- [EXERCISE TASK]: Reproduce each line bearing the word "frac".

(Stored records)
******************************
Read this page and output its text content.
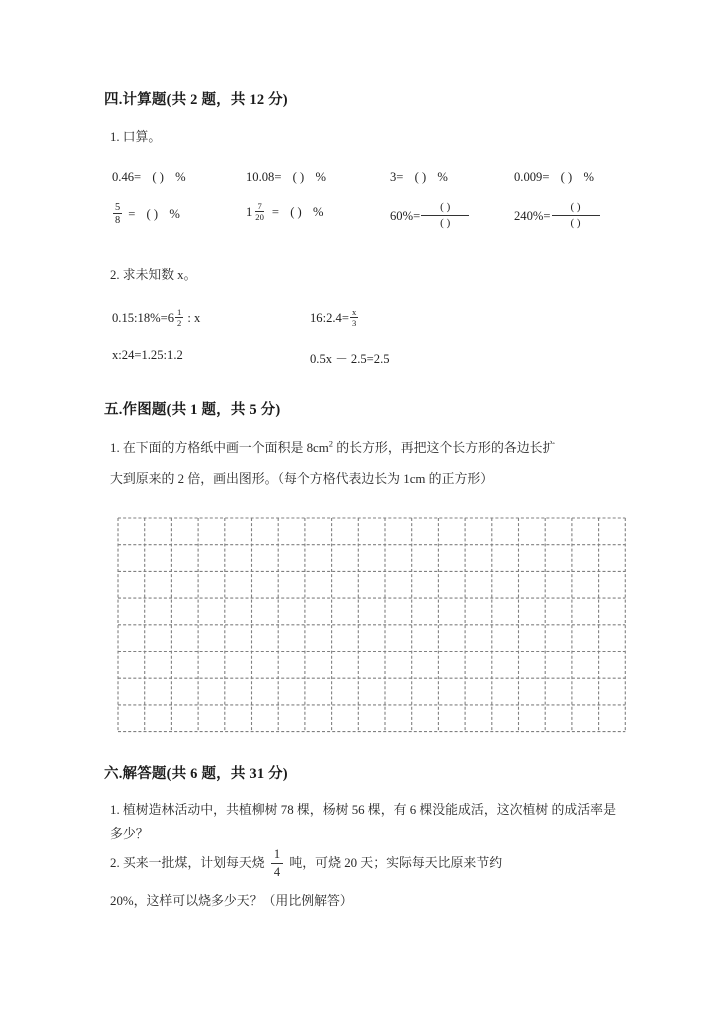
四.计算题(共 2 题，共 12 分)
1. 口算。
0.46= ( ) %	10.08= ( ) %	3= ( ) %	0.009= ( ) %
$\frac{5}{8}$ = ( ) %	$1 \frac{7}{20}$ = ( ) %	$60\% = \frac{( )}{( )}$	$240\% = \frac{( )}{( )}$
2. 求未知数 x。
0.15:18%=6 $\frac{1}{2}$ : x	16:2.4= $\frac{x}{3}$
x:24=1.25:1.2	0.5x － 2.5=2.5
五.作图题(共 1 题，共 5 分)
1. 在下面的方格纸中画一个面积是 $8cm^2$ 的长方形，再把这个长方形的各边长扩
大到原来的 2 倍，画出图形。（每个方格代表边长为 1cm 的正方形）
六.解答题(共 6 题，共 31 分)
1. 植树造林活动中，共植柳树 78 棵，杨树 56 棵，有 6 棵没能成活，这次植树 的成活率是多少？
2. 买来一批煤，计划每天烧 $\frac{1}{4}$ 吨，可烧 20 天；实际每天比原来节约
20%，这样可以烧多少天？（用比例解答）
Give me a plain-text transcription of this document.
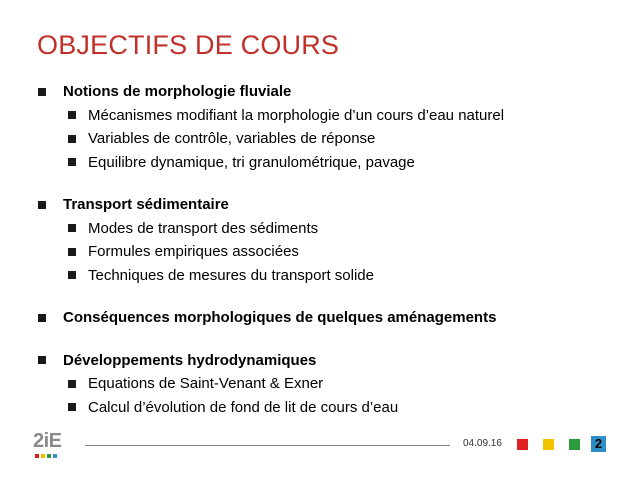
OBJECTIFS DE COURS
Notions de morphologie fluviale
Mécanismes modifiant la morphologie d’un cours d’eau naturel
Variables de contrôle, variables de réponse
Equilibre dynamique, tri granulométrique, pavage
Transport sédimentaire
Modes de transport des sédiments
Formules empiriques associées
Techniques de mesures du transport solide
Conséquences morphologiques de quelques aménagements
Développements hydrodynamiques
Equations de Saint-Venant & Exner
Calcul d’évolution de fond de lit de cours d’eau
2iE	04.09.16	2
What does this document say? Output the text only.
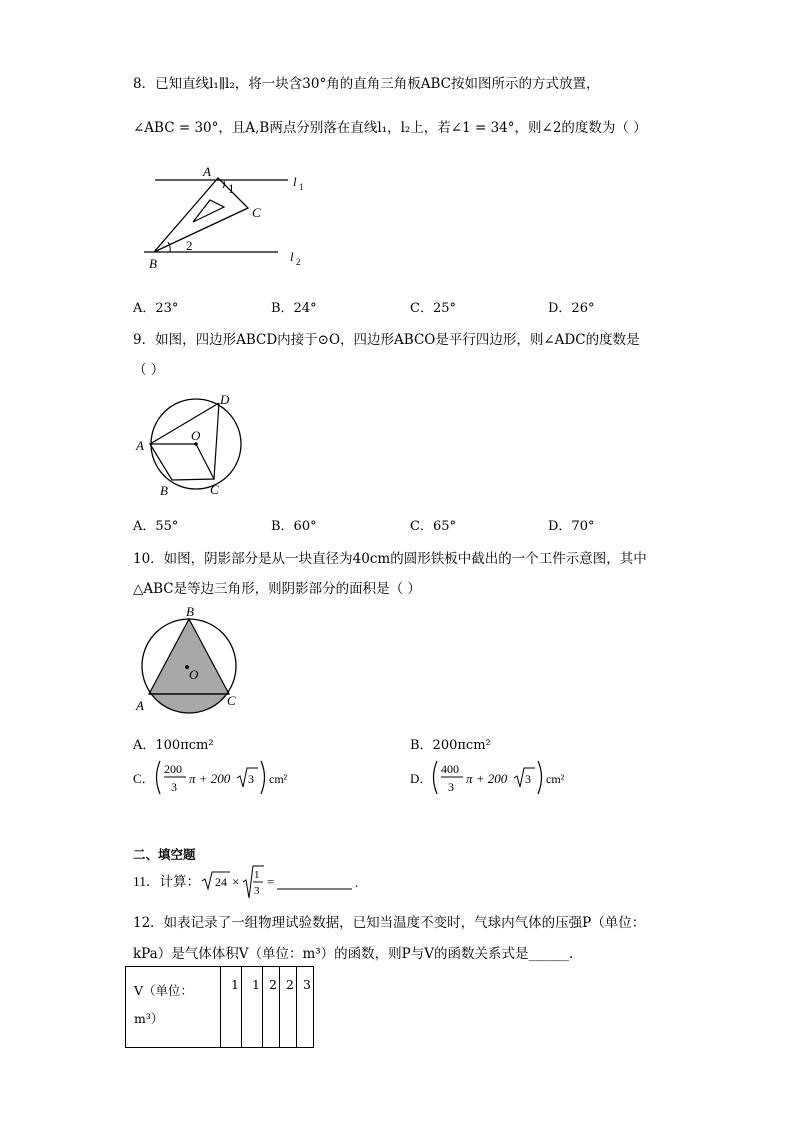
8．已知直线l₁∥l₂，将一块含30°角的直角三角板ABC按如图所示的方式放置，
∠ABC = 30°，且A,B两点分别落在直线l₁，l₂上，若∠1 = 34°，则∠2的度数为（ ）
A
1
C
2
B
l 1
l 2
A．23°	B．24°	C．25°	D．26°
9．如图，四边形ABCD内接于⊙O，四边形ABCO是平行四边形，则∠ADC的度数是
（ ）
A
B	C
D
O
A．55°	B．60°	C．65°	D．70°
10．如图，阴影部分是从一块直径为40cm的圆形铁板中截出的一个工件示意图，其中
△ABC是等边三角形，则阴影部分的面积是（ ）
B
O
A	C
A．100πcm²	B．200πcm²
C．
200
3
π + 200 3 cm²	D．
400
3
π + 200 3 cm²
二、填空题
11．计算： 24 × 1
3
=	.
12．如表记录了一组物理试验数据，已知当温度不变时，气球内气体的压强P（单位：
kPa）是气体体积V（单位：m³）的函数，则P与V的函数关系式是______.
V（单位：
m³）
	1	1	2	2	3
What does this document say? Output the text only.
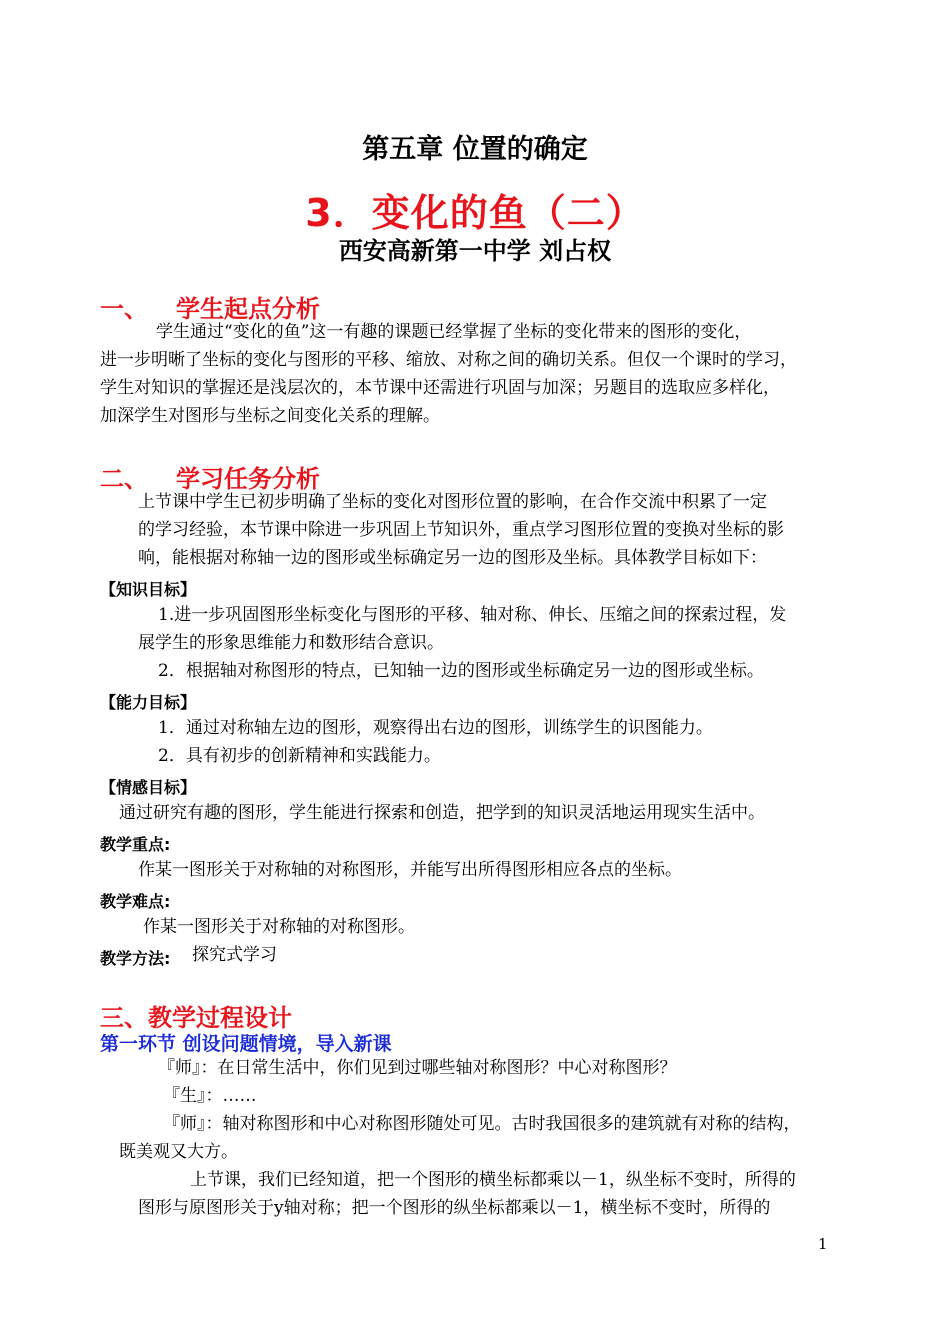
第五章 位置的确定
3．变化的鱼（二）
西安高新第一中学 刘占权
一、 学生起点分析
学生通过“变化的鱼”这一有趣的课题已经掌握了坐标的变化带来的图形的变化，
进一步明晰了坐标的变化与图形的平移、缩放、对称之间的确切关系。但仅一个课时的学习，
学生对知识的掌握还是浅层次的，本节课中还需进行巩固与加深；另题目的选取应多样化，
加深学生对图形与坐标之间变化关系的理解。
二、 学习任务分析
上节课中学生已初步明确了坐标的变化对图形位置的影响，在合作交流中积累了一定
的学习经验，本节课中除进一步巩固上节知识外，重点学习图形位置的变换对坐标的影
响，能根据对称轴一边的图形或坐标确定另一边的图形及坐标。具体教学目标如下：
【知识目标】
1.进一步巩固图形坐标变化与图形的平移、轴对称、伸长、压缩之间的探索过程，发
展学生的形象思维能力和数形结合意识。
2．根据轴对称图形的特点，已知轴一边的图形或坐标确定另一边的图形或坐标。
【能力目标】
1．通过对称轴左边的图形，观察得出右边的图形，训练学生的识图能力。
2．具有初步的创新精神和实践能力。
【情感目标】
通过研究有趣的图形，学生能进行探索和创造，把学到的知识灵活地运用现实生活中。
教学重点:
作某一图形关于对称轴的对称图形，并能写出所得图形相应各点的坐标。
教学难点:
作某一图形关于对称轴的对称图形。
教学方法: 探究式学习
三、教学过程设计
第一环节 创设问题情境，导入新课
『师』：在日常生活中，你们见到过哪些轴对称图形？中心对称图形？
『生』：……
『师』：轴对称图形和中心对称图形随处可见。古时我国很多的建筑就有对称的结构，
既美观又大方。
上节课，我们已经知道，把一个图形的横坐标都乘以－1，纵坐标不变时，所得的
图形与原图形关于y轴对称；把一个图形的纵坐标都乘以－1，横坐标不变时，所得的
1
******************************
- [REPLY]:
$\frac{5}{8}$ = ( ) %	$1 \frac{7}{20}$ = ( ) %	$60\% = \frac{( )}{( )}$	$240\% = \frac{( )}{( )}$
0.15:18%=6 $\frac{1}{2}$ : x	16:2.4= $\frac{x}{3}$
2. 买来一批煤，计划每天烧 $\frac{1}{4}$ 吨，可烧 20 天；实际每天比原来节约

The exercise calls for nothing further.